**What is being asked:** Return the records that follow unaltered. Omit every picture.

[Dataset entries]
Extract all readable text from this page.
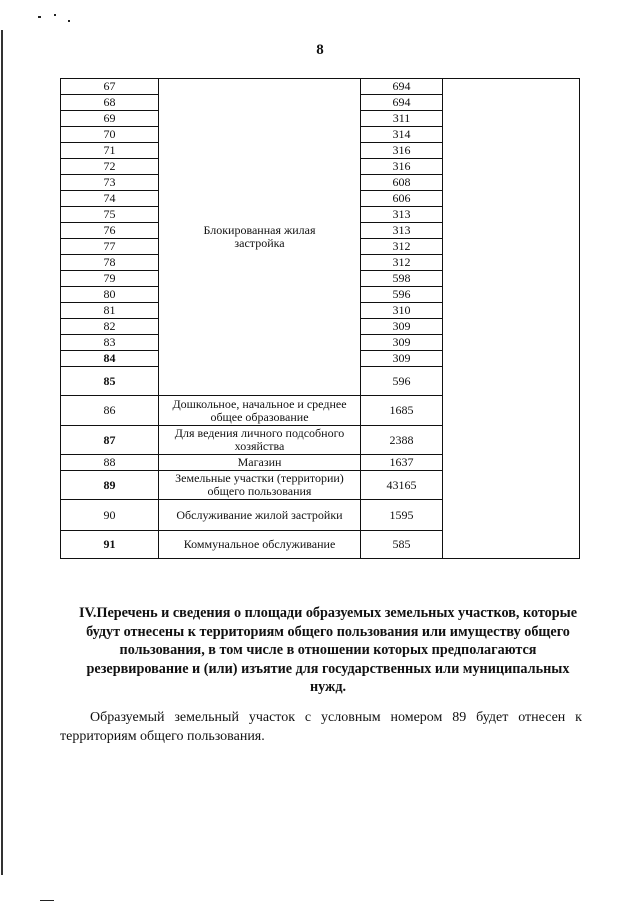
8
67	Блокированная жилая застройка	694	
68		694	
69		311	
70		314	
71		316	
72		316	
73		608	
74		606	
75		313	
76		313	
77		312	
78		312	
79		598	
80		596	
81		310	
82		309	
83		309	
84		309	
85		596	
86	Дошкольное, начальное и среднее общее образование	1685	
87	Для ведения личного подсобного хозяйства	2388	
88	Магазин	1637	
89	Земельные участки (территории) общего пользования	43165	
90	Обслуживание жилой застройки	1595	
91	Коммунальное обслуживание	585	
IV.Перечень и сведения о площади образуемых земельных участков, которые будут отнесены к территориям общего пользования или имуществу общего пользования, в том числе в отношении которых предполагаются резервирование и (или) изъятие для государственных или муниципальных нужд.
Образуемый земельный участок с условным номером 89 будет отнесен к территориям общего пользования.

**Expected answer:**
Extract all readable text from this page.
8
67	Блокированная жилая застройка	694	
68		694	
69		311	
70		314	
71		316	
72		316	
73		608	
74		606	
75		313	
76		313	
77		312	
78		312	
79		598	
80		596	
81		310	
82		309	
83		309	
84		309	
85		596	
86	Дошкольное, начальное и среднее общее образование	1685	
87	Для ведения личного подсобного хозяйства	2388	
88	Магазин	1637	
89	Земельные участки (территории) общего пользования	43165	
90	Обслуживание жилой застройки	1595	
91	Коммунальное обслуживание	585	
IV.Перечень и сведения о площади образуемых земельных участков, которые будут отнесены к территориям общего пользования или имуществу общего пользования, в том числе в отношении которых предполагаются резервирование и (или) изъятие для государственных или муниципальных нужд.
Образуемый земельный участок с условным номером 89 будет отнесен к территориям общего пользования.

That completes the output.